→ **PAGE TEXT**:
* start *

A related study found that the success of emotional recognition depends on the transmission of information between the computer and the face (Mehta et al. 2018). The computer should be able to get information about the face instantly, such as emotions and gender. However, because the information of the face is highly complex, too many parameters arise in the process of machine learning. This makes it impossible to achieve instant recognition. Therefore, this study uses a real-time CNN-based emotion recognition program for identification. By using Global Average Pooling in the architecture, the information in each image is compressed while retaining important features. Moreover, the depth-wise separable convolutions technique reduces the amount of computation in the convolution operation, making emotional recognition of images possible in real-time.

* end *

→ **PROBLEM TO SOLVE**:
In the passage on emotion recognition, starting at "A related study" and ending at "possible in real-time.", swap "computer" for "system" and write out the result.

→ **DATA EXTRACT**:
* start *

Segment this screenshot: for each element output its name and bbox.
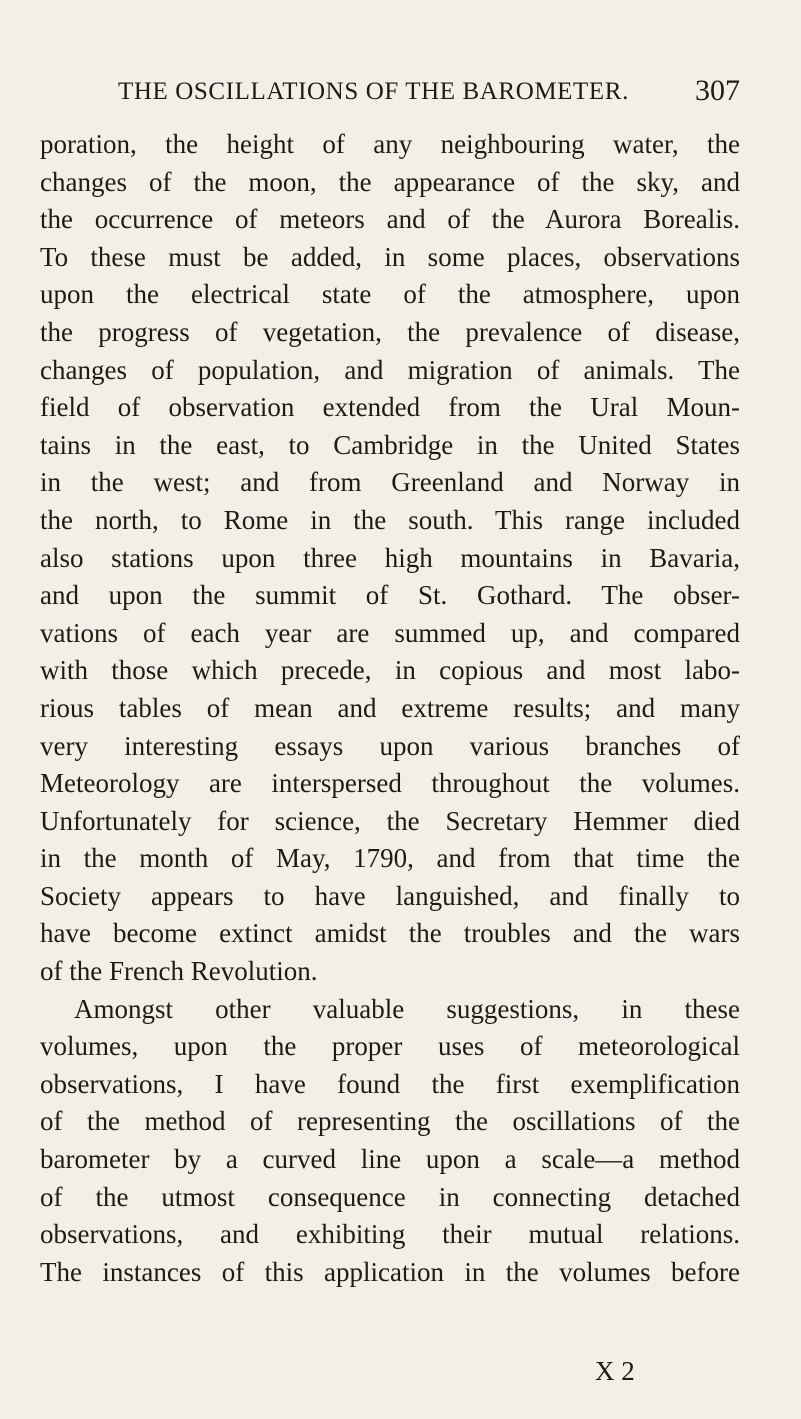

* end *

→ **FINISHED ANSWER**:
A related study found that the success of emotional recognition depends on the transmission of information between the system and the face (Mehta et al. 2018). The system should be able to get information about the face instantly, such as emotions and gender. However, because the information of the face is highly complex, too many parameters arise in the process of machine learning. This makes it impossible to achieve instant recognition. Therefore, this study uses a real-time CNN-based emotion recognition program for identification. By using Global Average Pooling in the architecture, the information in each image is compressed while retaining important features. Moreover, the depth-wise separable convolutions technique reduces the amount of computation in the convolution operation, making emotional recognition of images possible in real-time.